▶ What you will do
Copy every record below exactly as written, but leave out the pictures.

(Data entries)
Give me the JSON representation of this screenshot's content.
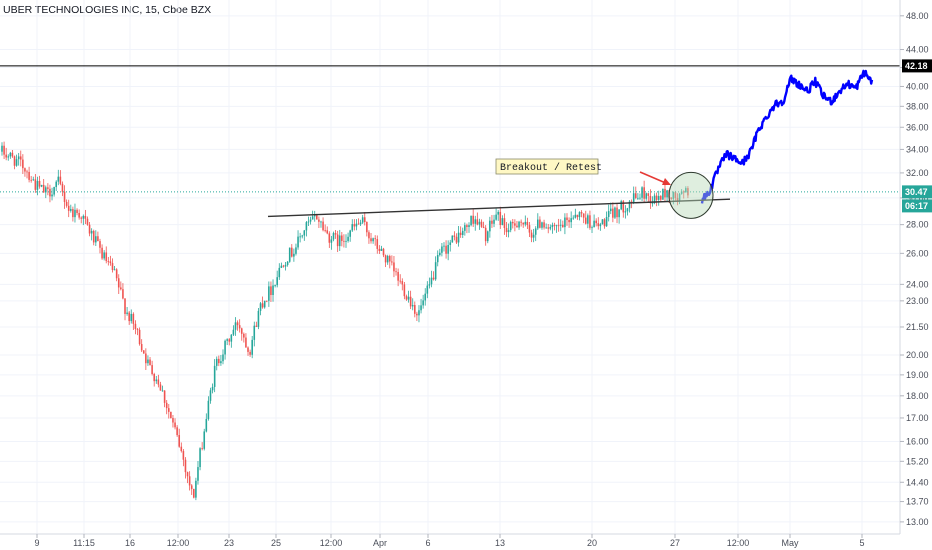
{
  "chart_data": {
    "type": "candlestick",
    "title": "UBER TECHNOLOGIES INC, 15, Cboe BZX",
    "y_ticks": [
      13.0,
      13.7,
      14.4,
      15.2,
      16.0,
      17.0,
      18.0,
      19.0,
      20.0,
      21.5,
      23.0,
      24.0,
      26.0,
      28.0,
      30.0,
      32.0,
      34.0,
      36.0,
      38.0,
      40.0,
      42.0,
      44.0,
      48.0
    ],
    "y_tick_labels": [
      "13.00",
      "13.70",
      "14.40",
      "15.20",
      "16.00",
      "17.00",
      "18.00",
      "19.00",
      "20.00",
      "21.50",
      "23.00",
      "24.00",
      "26.00",
      "28.00",
      "30.00",
      "32.00",
      "34.00",
      "36.00",
      "38.00",
      "40.00",
      "42.00",
      "44.00",
      "48.00"
    ],
    "y_scale": "log",
    "ylim": [
      12.6,
      50
    ],
    "x_tick_labels": [
      "9",
      "11:15",
      "16",
      "12:00",
      "23",
      "25",
      "12:00",
      "Apr",
      "6",
      "13",
      "20",
      "27",
      "12:00",
      "May",
      "5"
    ],
    "price_labels": {
      "level": "42.18",
      "current": "30.47",
      "countdown": "06:17"
    },
    "annotations": {
      "text": "Breakout / Retest"
    },
    "colors": {
      "up": "#26a69a",
      "down": "#ef5350",
      "projection": "#0000ff",
      "current_line": "#26a69a",
      "level_line": "#000000",
      "trendline": "#333333",
      "arrow": "#e53935",
      "circle_fill": "#b7d9b9",
      "annotation_fill": "#fff8c4",
      "axis_text": "#4a4e59",
      "grid": "#f0f3fa"
    },
    "ohlc_anchors_close": [
      33.8,
      33.2,
      32.5,
      31.0,
      30.3,
      31.2,
      29.0,
      28.8,
      27.2,
      25.8,
      24.6,
      22.5,
      21.2,
      19.5,
      18.6,
      17.0,
      15.5,
      13.8,
      16.5,
      19.5,
      20.6,
      21.8,
      20.2,
      22.8,
      23.8,
      25.5,
      26.3,
      27.8,
      28.6,
      27.2,
      26.8,
      27.6,
      28.2,
      26.8,
      25.8,
      24.6,
      23.4,
      22.2,
      23.8,
      26.0,
      26.8,
      27.5,
      28.6,
      27.2,
      28.8,
      27.5,
      28.4,
      27.3,
      28.3,
      27.5,
      28.0,
      28.9,
      28.4,
      27.8,
      28.6,
      29.2,
      29.8,
      30.4,
      29.8,
      30.4,
      29.9,
      30.5
    ],
    "projection_anchors_close": [
      29.8,
      30.6,
      32.3,
      33.6,
      33.2,
      32.8,
      33.8,
      35.8,
      37.0,
      38.2,
      38.5,
      40.8,
      40.2,
      39.5,
      40.5,
      39.0,
      38.5,
      39.5,
      40.3,
      39.8,
      41.5,
      40.5
    ]
  }
}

▶ Right answer
Give me the JSON representation of this screenshot's content.
{
  "chart_data": {
    "type": "candlestick",
    "title": "UBER TECHNOLOGIES INC, 15, Cboe BZX",
    "y_ticks": [
      13.0,
      13.7,
      14.4,
      15.2,
      16.0,
      17.0,
      18.0,
      19.0,
      20.0,
      21.5,
      23.0,
      24.0,
      26.0,
      28.0,
      30.0,
      32.0,
      34.0,
      36.0,
      38.0,
      40.0,
      42.0,
      44.0,
      48.0
    ],
    "y_tick_labels": [
      "13.00",
      "13.70",
      "14.40",
      "15.20",
      "16.00",
      "17.00",
      "18.00",
      "19.00",
      "20.00",
      "21.50",
      "23.00",
      "24.00",
      "26.00",
      "28.00",
      "30.00",
      "32.00",
      "34.00",
      "36.00",
      "38.00",
      "40.00",
      "42.00",
      "44.00",
      "48.00"
    ],
    "y_scale": "log",
    "ylim": [
      12.6,
      50
    ],
    "x_tick_labels": [
      "9",
      "11:15",
      "16",
      "12:00",
      "23",
      "25",
      "12:00",
      "Apr",
      "6",
      "13",
      "20",
      "27",
      "12:00",
      "May",
      "5"
    ],
    "price_labels": {
      "level": "42.18",
      "current": "30.47",
      "countdown": "06:17"
    },
    "annotations": {
      "text": "Breakout / Retest"
    },
    "colors": {
      "up": "#26a69a",
      "down": "#ef5350",
      "projection": "#0000ff",
      "current_line": "#26a69a",
      "level_line": "#000000",
      "trendline": "#333333",
      "arrow": "#e53935",
      "circle_fill": "#b7d9b9",
      "annotation_fill": "#fff8c4",
      "axis_text": "#4a4e59",
      "grid": "#f0f3fa"
    },
    "ohlc_anchors_close": [
      33.8,
      33.2,
      32.5,
      31.0,
      30.3,
      31.2,
      29.0,
      28.8,
      27.2,
      25.8,
      24.6,
      22.5,
      21.2,
      19.5,
      18.6,
      17.0,
      15.5,
      13.8,
      16.5,
      19.5,
      20.6,
      21.8,
      20.2,
      22.8,
      23.8,
      25.5,
      26.3,
      27.8,
      28.6,
      27.2,
      26.8,
      27.6,
      28.2,
      26.8,
      25.8,
      24.6,
      23.4,
      22.2,
      23.8,
      26.0,
      26.8,
      27.5,
      28.6,
      27.2,
      28.8,
      27.5,
      28.4,
      27.3,
      28.3,
      27.5,
      28.0,
      28.9,
      28.4,
      27.8,
      28.6,
      29.2,
      29.8,
      30.4,
      29.8,
      30.4,
      29.9,
      30.5
    ],
    "projection_anchors_close": [
      29.8,
      30.6,
      32.3,
      33.6,
      33.2,
      32.8,
      33.8,
      35.8,
      37.0,
      38.2,
      38.5,
      40.8,
      40.2,
      39.5,
      40.5,
      39.0,
      38.5,
      39.5,
      40.3,
      39.8,
      41.5,
      40.5
    ]
  }
}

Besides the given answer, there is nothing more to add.